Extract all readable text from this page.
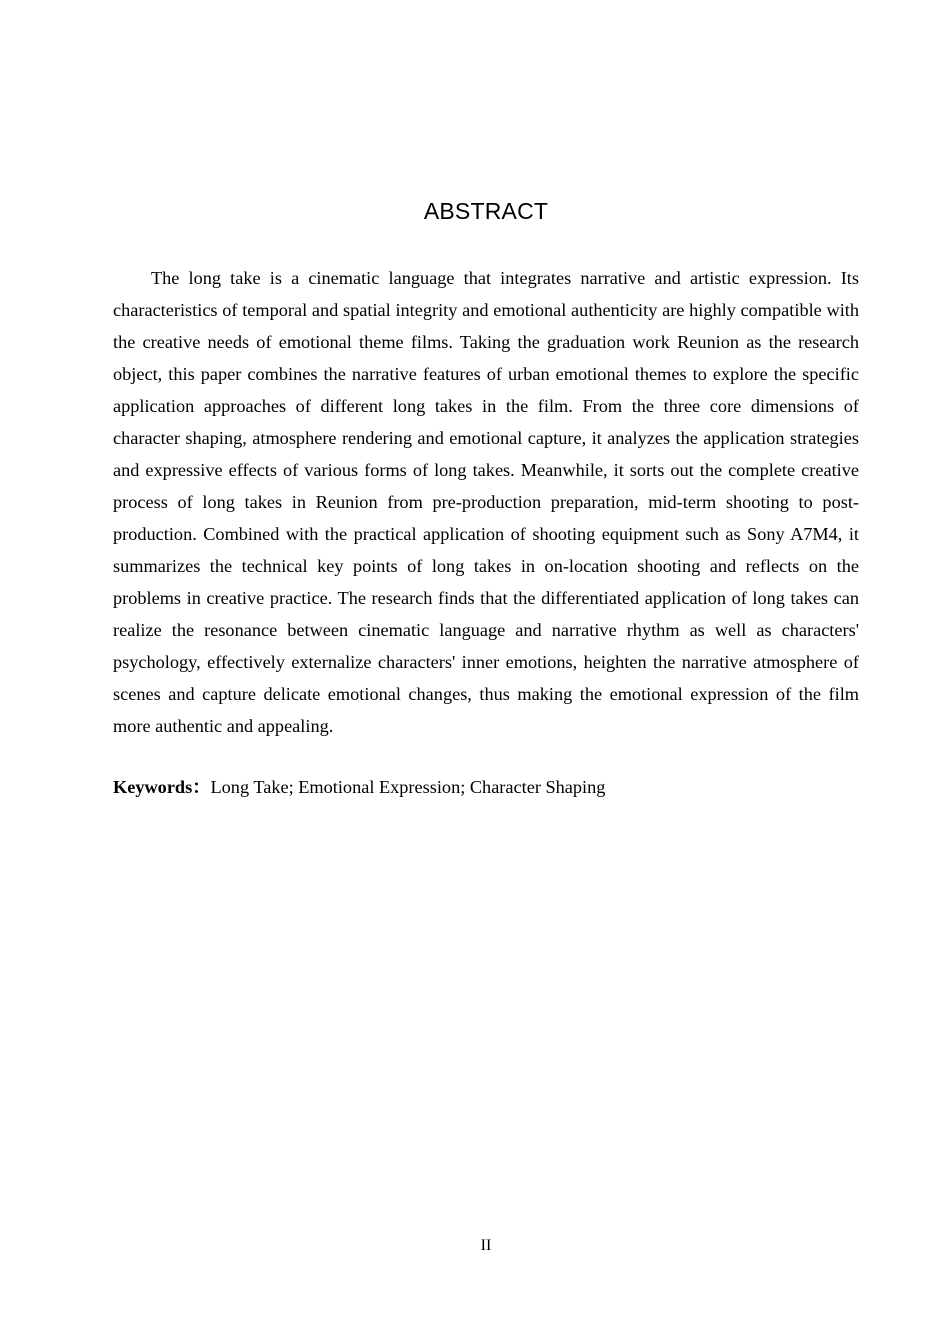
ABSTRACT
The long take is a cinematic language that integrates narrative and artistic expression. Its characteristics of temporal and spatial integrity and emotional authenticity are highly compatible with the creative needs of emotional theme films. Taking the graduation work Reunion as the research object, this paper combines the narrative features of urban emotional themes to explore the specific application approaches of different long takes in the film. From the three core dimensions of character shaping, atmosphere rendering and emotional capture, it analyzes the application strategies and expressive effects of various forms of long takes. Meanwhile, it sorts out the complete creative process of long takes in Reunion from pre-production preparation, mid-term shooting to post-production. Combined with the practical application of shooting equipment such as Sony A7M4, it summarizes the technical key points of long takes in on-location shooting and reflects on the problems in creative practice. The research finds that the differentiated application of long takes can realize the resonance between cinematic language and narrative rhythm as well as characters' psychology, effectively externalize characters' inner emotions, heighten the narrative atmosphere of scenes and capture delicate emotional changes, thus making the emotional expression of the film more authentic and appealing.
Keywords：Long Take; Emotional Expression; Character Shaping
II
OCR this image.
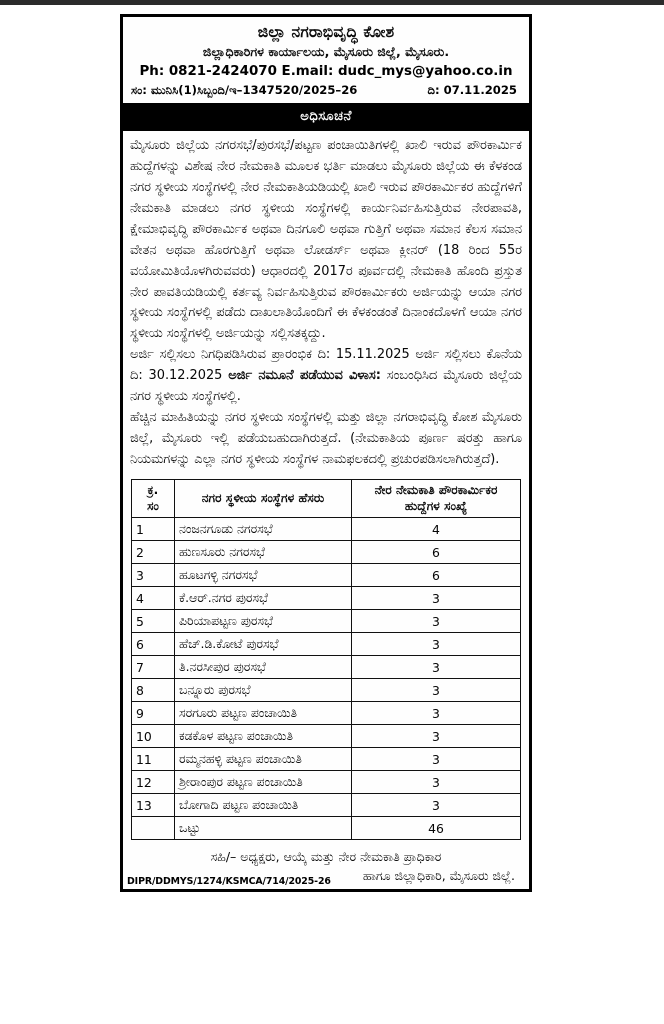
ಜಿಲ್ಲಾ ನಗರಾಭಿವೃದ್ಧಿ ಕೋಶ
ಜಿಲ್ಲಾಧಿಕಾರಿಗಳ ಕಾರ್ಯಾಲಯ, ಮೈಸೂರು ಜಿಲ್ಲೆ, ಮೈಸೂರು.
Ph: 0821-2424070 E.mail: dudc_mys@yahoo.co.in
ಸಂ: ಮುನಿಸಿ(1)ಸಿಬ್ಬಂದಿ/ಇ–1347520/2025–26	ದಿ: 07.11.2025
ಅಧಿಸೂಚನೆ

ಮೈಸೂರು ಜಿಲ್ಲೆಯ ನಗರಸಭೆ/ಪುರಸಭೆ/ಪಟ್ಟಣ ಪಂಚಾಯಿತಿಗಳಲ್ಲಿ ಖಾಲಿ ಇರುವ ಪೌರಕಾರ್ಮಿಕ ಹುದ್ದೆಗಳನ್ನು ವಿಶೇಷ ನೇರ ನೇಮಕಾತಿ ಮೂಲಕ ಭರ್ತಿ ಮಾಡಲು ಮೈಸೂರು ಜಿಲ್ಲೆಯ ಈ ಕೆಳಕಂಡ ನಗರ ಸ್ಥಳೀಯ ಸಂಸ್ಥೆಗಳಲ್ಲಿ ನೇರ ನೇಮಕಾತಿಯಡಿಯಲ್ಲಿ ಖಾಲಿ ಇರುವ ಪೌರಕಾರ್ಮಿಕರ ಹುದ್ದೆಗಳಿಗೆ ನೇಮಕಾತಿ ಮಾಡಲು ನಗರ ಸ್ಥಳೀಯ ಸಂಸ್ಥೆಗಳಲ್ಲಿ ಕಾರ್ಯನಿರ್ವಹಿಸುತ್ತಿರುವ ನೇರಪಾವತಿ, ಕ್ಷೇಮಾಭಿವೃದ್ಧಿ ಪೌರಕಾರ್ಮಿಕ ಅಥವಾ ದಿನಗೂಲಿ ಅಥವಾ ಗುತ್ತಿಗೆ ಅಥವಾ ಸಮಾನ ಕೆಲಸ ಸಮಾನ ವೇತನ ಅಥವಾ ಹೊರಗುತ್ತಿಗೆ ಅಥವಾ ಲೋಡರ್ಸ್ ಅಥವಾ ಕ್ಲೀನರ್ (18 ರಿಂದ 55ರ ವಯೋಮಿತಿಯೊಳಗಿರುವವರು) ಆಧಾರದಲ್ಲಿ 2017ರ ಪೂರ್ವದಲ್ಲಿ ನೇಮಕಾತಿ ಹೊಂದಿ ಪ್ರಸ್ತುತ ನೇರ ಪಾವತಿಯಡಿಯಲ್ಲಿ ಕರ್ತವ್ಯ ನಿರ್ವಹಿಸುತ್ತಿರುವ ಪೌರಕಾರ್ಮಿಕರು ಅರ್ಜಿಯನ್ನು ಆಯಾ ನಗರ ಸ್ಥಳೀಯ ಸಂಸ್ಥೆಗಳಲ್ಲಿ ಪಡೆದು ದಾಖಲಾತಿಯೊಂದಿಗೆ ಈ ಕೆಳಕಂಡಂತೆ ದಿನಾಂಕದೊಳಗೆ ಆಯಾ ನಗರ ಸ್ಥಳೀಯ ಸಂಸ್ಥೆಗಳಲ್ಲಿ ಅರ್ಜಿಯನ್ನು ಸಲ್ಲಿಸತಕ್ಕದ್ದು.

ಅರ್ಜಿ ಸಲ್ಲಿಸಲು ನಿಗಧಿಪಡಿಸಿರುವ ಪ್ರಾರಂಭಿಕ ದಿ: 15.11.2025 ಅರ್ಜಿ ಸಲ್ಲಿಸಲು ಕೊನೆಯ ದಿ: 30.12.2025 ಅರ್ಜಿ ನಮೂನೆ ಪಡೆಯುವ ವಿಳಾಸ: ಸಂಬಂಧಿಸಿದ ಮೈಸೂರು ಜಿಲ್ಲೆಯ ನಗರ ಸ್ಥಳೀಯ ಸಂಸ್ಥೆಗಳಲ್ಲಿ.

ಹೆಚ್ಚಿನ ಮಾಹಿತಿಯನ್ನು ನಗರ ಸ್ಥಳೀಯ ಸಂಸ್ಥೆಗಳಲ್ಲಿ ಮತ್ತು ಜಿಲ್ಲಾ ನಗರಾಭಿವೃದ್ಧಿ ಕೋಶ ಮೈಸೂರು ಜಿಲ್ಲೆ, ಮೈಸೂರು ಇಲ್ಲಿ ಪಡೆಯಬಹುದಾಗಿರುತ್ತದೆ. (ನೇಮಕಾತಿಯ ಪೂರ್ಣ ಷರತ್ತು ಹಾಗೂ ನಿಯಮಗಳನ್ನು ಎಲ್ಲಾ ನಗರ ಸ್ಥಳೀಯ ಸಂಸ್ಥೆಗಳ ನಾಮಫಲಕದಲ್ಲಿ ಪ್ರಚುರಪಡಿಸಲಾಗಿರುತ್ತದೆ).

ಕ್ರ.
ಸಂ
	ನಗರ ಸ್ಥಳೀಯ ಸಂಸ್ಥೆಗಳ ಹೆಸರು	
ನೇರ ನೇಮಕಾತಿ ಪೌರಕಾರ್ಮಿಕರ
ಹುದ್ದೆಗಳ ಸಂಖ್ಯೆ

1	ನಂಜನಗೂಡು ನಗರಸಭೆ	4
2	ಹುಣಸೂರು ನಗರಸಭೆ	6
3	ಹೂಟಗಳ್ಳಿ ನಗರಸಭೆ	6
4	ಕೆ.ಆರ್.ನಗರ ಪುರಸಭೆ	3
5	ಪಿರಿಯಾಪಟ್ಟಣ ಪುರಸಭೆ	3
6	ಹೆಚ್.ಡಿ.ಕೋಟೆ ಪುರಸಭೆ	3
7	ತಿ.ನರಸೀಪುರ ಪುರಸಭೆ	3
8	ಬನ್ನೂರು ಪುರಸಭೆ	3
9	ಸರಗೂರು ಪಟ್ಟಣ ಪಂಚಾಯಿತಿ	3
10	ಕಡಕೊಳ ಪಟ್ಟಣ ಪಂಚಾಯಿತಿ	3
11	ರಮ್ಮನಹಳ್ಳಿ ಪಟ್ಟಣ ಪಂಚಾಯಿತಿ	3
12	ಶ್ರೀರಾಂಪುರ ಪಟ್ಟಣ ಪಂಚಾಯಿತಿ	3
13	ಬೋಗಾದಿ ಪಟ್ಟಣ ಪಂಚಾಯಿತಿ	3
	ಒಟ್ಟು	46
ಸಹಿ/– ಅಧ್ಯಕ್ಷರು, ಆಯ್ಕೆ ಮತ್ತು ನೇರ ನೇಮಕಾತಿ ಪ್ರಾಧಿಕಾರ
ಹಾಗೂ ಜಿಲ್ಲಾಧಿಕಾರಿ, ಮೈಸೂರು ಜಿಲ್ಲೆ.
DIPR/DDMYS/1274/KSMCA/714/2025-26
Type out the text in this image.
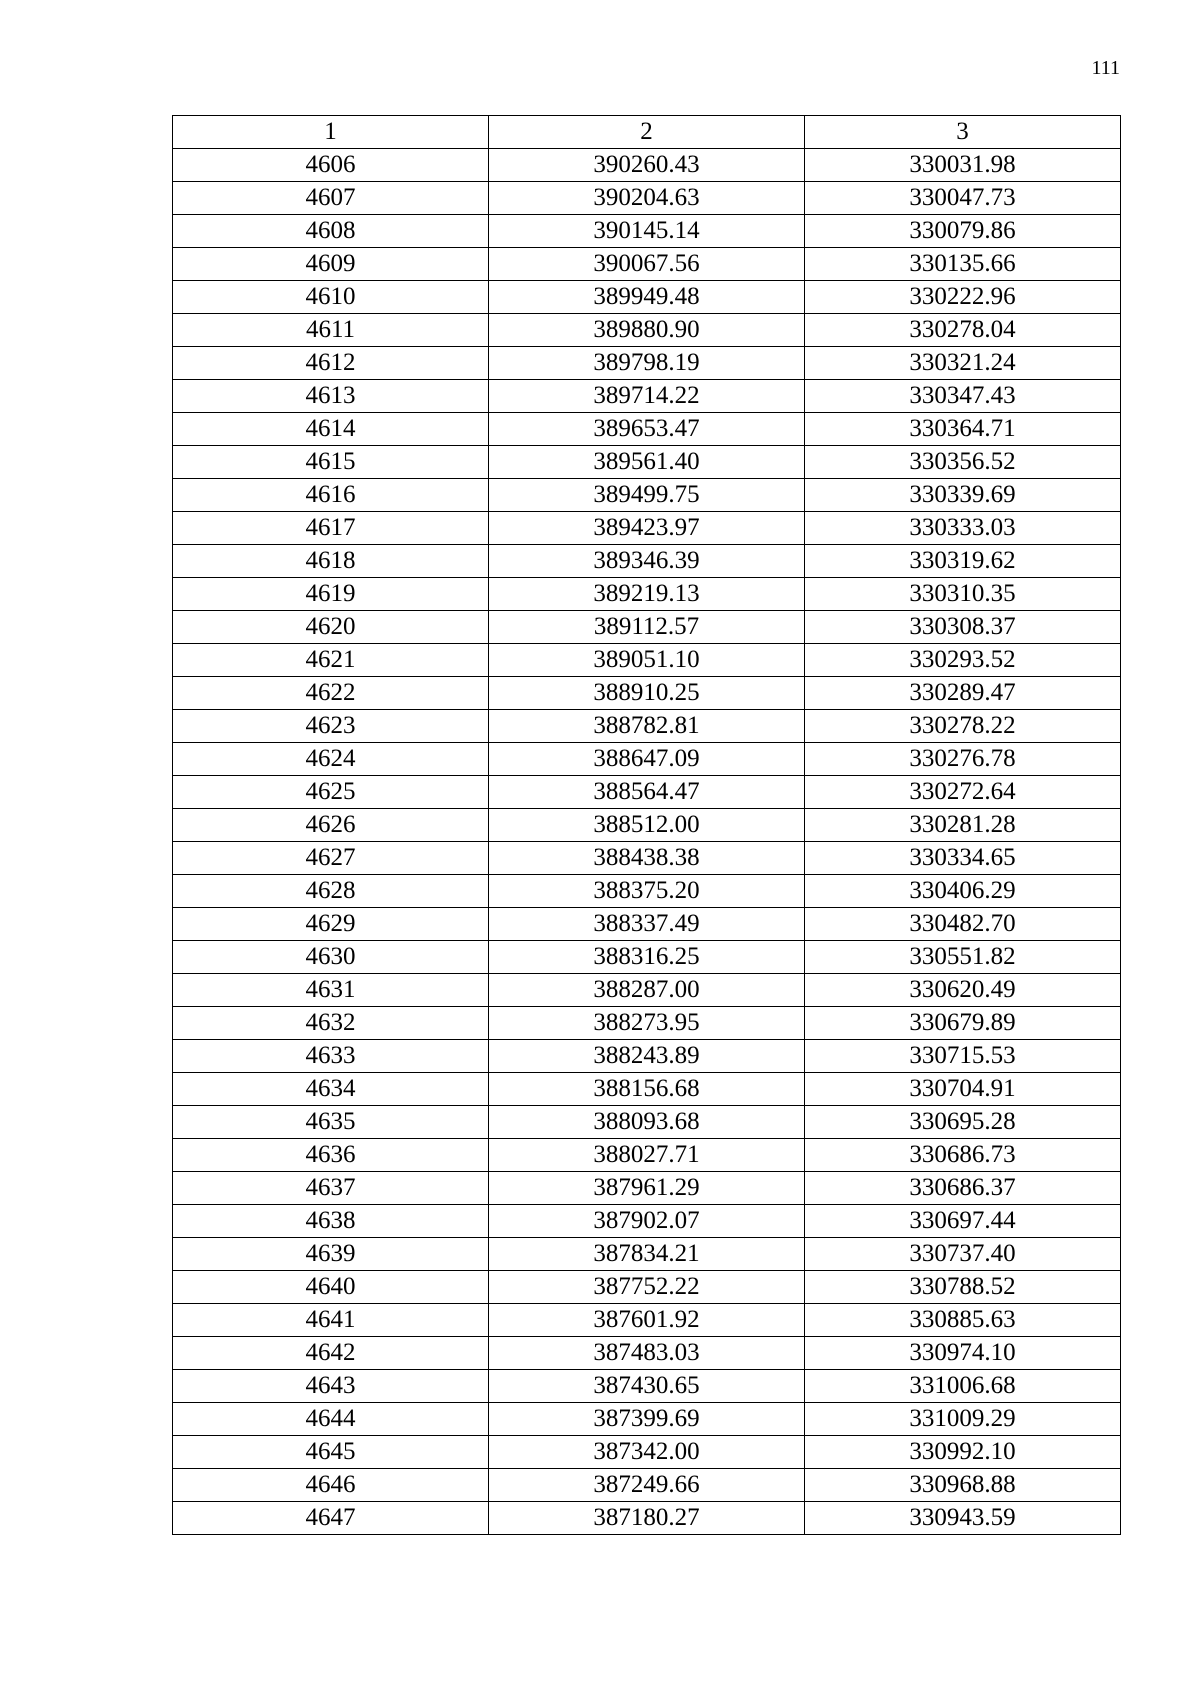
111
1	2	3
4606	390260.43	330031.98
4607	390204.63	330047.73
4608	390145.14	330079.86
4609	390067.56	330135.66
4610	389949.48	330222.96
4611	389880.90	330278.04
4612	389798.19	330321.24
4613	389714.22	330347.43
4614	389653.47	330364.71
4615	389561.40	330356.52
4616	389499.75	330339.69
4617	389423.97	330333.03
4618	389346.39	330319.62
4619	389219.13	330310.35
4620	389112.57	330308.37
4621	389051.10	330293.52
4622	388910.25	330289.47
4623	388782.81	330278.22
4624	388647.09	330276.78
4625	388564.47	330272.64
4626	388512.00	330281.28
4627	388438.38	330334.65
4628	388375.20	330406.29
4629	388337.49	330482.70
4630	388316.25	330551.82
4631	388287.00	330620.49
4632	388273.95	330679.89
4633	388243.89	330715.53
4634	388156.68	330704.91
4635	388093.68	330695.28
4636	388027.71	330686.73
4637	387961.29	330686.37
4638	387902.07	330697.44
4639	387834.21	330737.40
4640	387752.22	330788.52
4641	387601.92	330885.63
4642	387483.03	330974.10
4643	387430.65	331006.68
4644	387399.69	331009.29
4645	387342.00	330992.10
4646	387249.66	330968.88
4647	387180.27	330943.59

* Given exercise:
Copy each line in the data that holds the word "text".

* Answer to the problem:
Extract all readable text from this page.
Type out the text in this image.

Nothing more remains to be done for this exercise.